For this exercise, repeat all of the material verbatim apart from its images.

Entries from a dataset:
┄┄┄┄┄┄┄┄┄┄┄┄┄┄┄┄┄┄┄┄

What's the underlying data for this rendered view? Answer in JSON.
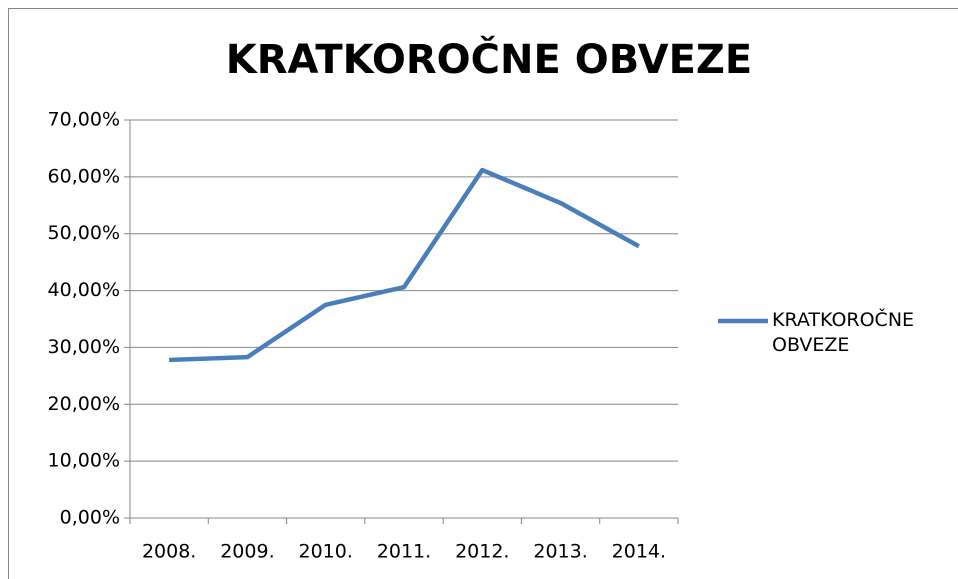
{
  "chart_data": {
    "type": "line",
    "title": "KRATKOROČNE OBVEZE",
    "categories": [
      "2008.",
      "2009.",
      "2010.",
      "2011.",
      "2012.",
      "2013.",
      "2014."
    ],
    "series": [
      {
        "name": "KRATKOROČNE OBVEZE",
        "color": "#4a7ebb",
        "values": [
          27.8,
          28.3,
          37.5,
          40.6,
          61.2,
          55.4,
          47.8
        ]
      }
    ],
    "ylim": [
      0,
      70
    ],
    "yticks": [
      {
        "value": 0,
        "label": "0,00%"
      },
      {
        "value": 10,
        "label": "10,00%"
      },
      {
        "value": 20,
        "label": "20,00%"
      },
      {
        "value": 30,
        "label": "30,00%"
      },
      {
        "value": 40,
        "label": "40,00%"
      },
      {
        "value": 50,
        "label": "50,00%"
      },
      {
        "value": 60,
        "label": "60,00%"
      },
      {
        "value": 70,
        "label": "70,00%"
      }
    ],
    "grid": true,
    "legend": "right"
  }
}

┄┄┄┄┄┄┄┄┄┄┄┄┄┄┄┄┄┄┄┄

TASK SOLUTION:
What's the underlying data for this rendered view? Answer in JSON.
{
  "chart_data": {
    "type": "line",
    "title": "KRATKOROČNE OBVEZE",
    "categories": [
      "2008.",
      "2009.",
      "2010.",
      "2011.",
      "2012.",
      "2013.",
      "2014."
    ],
    "series": [
      {
        "name": "KRATKOROČNE OBVEZE",
        "color": "#4a7ebb",
        "values": [
          27.8,
          28.3,
          37.5,
          40.6,
          61.2,
          55.4,
          47.8
        ]
      }
    ],
    "ylim": [
      0,
      70
    ],
    "yticks": [
      {
        "value": 0,
        "label": "0,00%"
      },
      {
        "value": 10,
        "label": "10,00%"
      },
      {
        "value": 20,
        "label": "20,00%"
      },
      {
        "value": 30,
        "label": "30,00%"
      },
      {
        "value": 40,
        "label": "40,00%"
      },
      {
        "value": 50,
        "label": "50,00%"
      },
      {
        "value": 60,
        "label": "60,00%"
      },
      {
        "value": 70,
        "label": "70,00%"
      }
    ],
    "grid": true,
    "legend": "right"
  }
}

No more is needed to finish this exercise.